:: REQUIREMENTS ::
1. In the writeback patch thread, what default value does the patch give max_writeback_mb?
2. Write a continuation of the writeback patch thread that picks up right after its final line.

:: SELECTED PASSAGE ::
From: Wu Fengguang <fengguang.wu@intel.com>
To: Chris Mason <chris.mason@oracle.com>,
Peter Zijlstra <peterz@infradead.org>,
Artem Bityutskiy <dedekind1@gmail.com>,
Jens Axboe <jens.axboe@oracle.com>, linux-kernel@vger.kernel.org,
Subject: Re: [PATCH 8/8] vm: Add an tuning knob for vm.max_writeback_mb
Date: Wed, 9 Sep 2009 17:29:01 +0800 [thread overview]
Message-ID: <20090909092901.GA24185@localhost> (raw)
In-Reply-To: <20090908162936.GA2975@think>
On Tue, Sep 08, 2009 at 12:29:36PM -0400, Chris Mason wrote:
> On Tue, Sep 08, 2009 at 06:06:23PM +0200, Peter Zijlstra wrote:
> > On Tue, 2009-09-08 at 13:37 +0300, Artem Bityutskiy wrote:
> > > Hi,
> > >
> > > On 09/08/2009 12:23 PM, Jens Axboe wrote:
> > > > From: Theodore Ts'o<tytso@mit.edu>
> > > >
> > > > Originally, MAX_WRITEBACK_PAGES was hard-coded to 1024 because of a
> > > > concern of not holding I_SYNC for too long. (At least, that was the
> > > > comment previously.) This doesn't make sense now because the only
> > > > time we wait for I_SYNC is if we are calling sync or fsync, and in
> > > > that case we need to write out all of the data anyway. Previously
> > > > there may have been other code paths that waited on I_SYNC, but not
> > > > any more.
> > > >
> > > > According to Christoph, the current writeback size is way too small,
> > > > and XFS had a hack that bumped out nr_to_write to four times the value
> > > > sent by the VM to be able to saturate medium-sized RAID arrays. This
> > > > value was also problematic for ext4 as well, as it caused large files
> > > > to be come interleaved on disk by in 8 megabyte chunks (we bumped up
> > > > the nr_to_write by a factor of two).
> > > >
> > > > So, in this patch, we make the MAX_WRITEBACK_PAGES a tunable,
> > > > max_writeback_mb, and set it to a default value of 128 megabytes.
> > > >
> > > > http://bugzilla.kernel.org/show_bug.cgi?id=13930
> > > >
> > > > Signed-off-by: "Theodore Ts'o"<tytso@mit.edu>
> > > > Signed-off-by: Jens Axboe<jens.axboe@oracle.com>
> > >
> > > Would be nice to update doc files like
> > >
> > > Documentation/sysctl/vm.txt
> > > Documentation/filesystems/proc.txt
> >
> > I'm still not convinced this knob is worth the patch and I'm inclined to
> > flat out NAK it..
> >
> > The whole point of MAX_WRITEBACK_PAGES seems to occasionally check the
> > dirty stats again and not write out too much.

:: DATA ::

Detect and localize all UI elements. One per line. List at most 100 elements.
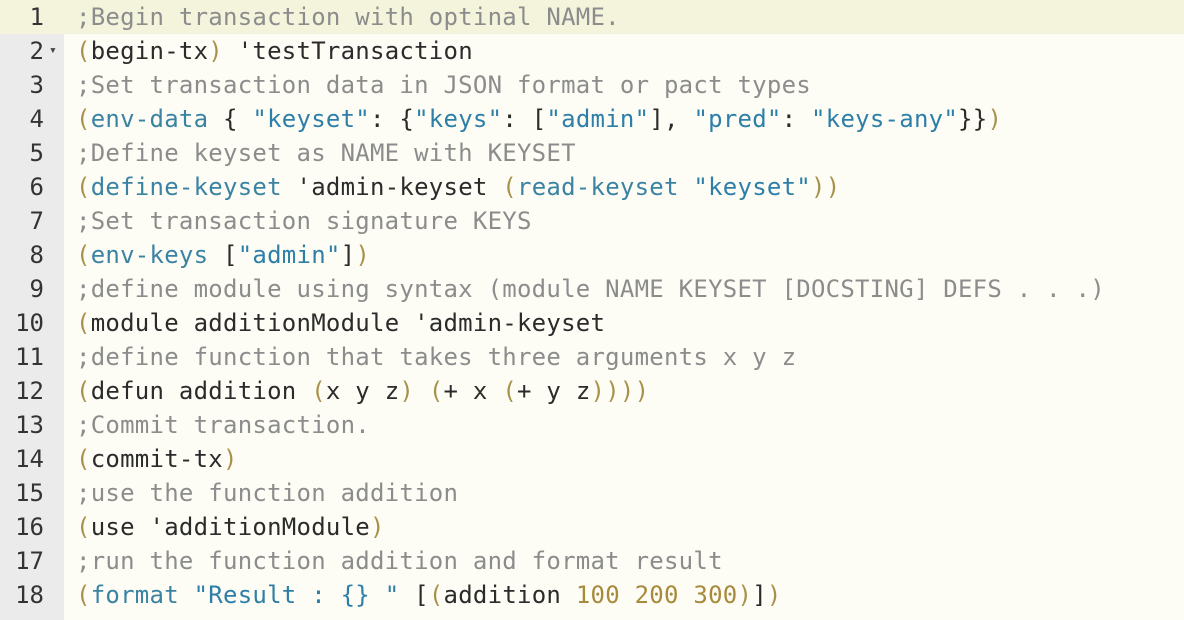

:: RESULTS OF THE EXERCISE ::
1. 128 megabytes.

2.
>
> The problem is that 'too much' is a very abstract thing. When a process
> is stuck in balance_dirty_pages, we want them to do the minimal amount
> of work (or waiting) required to get them safely back inside file_write().
It seems that balance_dirty_pages() is not coupled with MAX_WRITEBACK_PAGES.
Instead it uses the much smaller (ratelimit_pages + ratelimit_pages / 2).
So I feel that we could just increase MAX_WRITEBACK_PAGES. It won't
lead to bumpy throttled writes. It does affect fairness of background
writes, ie. small files will have to wait more time for large files.
But I'm fine with MAX_WRITEBACK_PAGES=64MB, which means for desktop
that a large file may only delay others for 1 second, which is small
enough comparing to the 30 second dirty expire time.
On the other hand, I find that the (ratelimit_pages + ratelimit_pages / 2)
used for balance_dirty_pages() may fall below the real number of
dirtied pages, which is not safe if some filesystem choose to dirty
2 * ratelimit_pages before calling balance_dirty_pages_ratelimited_nr().
So, how about this patch?
Thanks,
Fengguang
---
writeback: balance_dirty_pages() shall write more than dirtied pages
Some filesystem may choose to write much more than ratelimit_pages
before calling balance_dirty_pages_ratelimited_nr(). So it is safer to
determine number to write based on real number of dirtied pages.
Signed-off-by: Wu Fengguang <fengguang.wu@intel.com>
---
mm/page-writeback.c | 13 +++++++------
1 file changed, 7 insertions(+), 6 deletions(-)
--- linux.orig/mm/page-writeback.c 2009-09-09 16:53:15.000000000 +0800
+++ linux/mm/page-writeback.c 2009-09-09 17:05:14.000000000 +0800
@@ -44,12 +44,12 @@ static long ratelimit_pages = 32;
/*
* When balance_dirty_pages decides that the caller needs to perform some
* non-background writeback, this is how many pages it will attempt to write.
- * It should be somewhat larger than RATELIMIT_PAGES to ensure that reasonably
+ * It should be somewhat larger than dirtied pages to ensure that reasonably
* large amounts of I/O are submitted.
*/
-static inline long sync_writeback_pages(void)
+static inline long sync_writeback_pages(unsigned long dirtied)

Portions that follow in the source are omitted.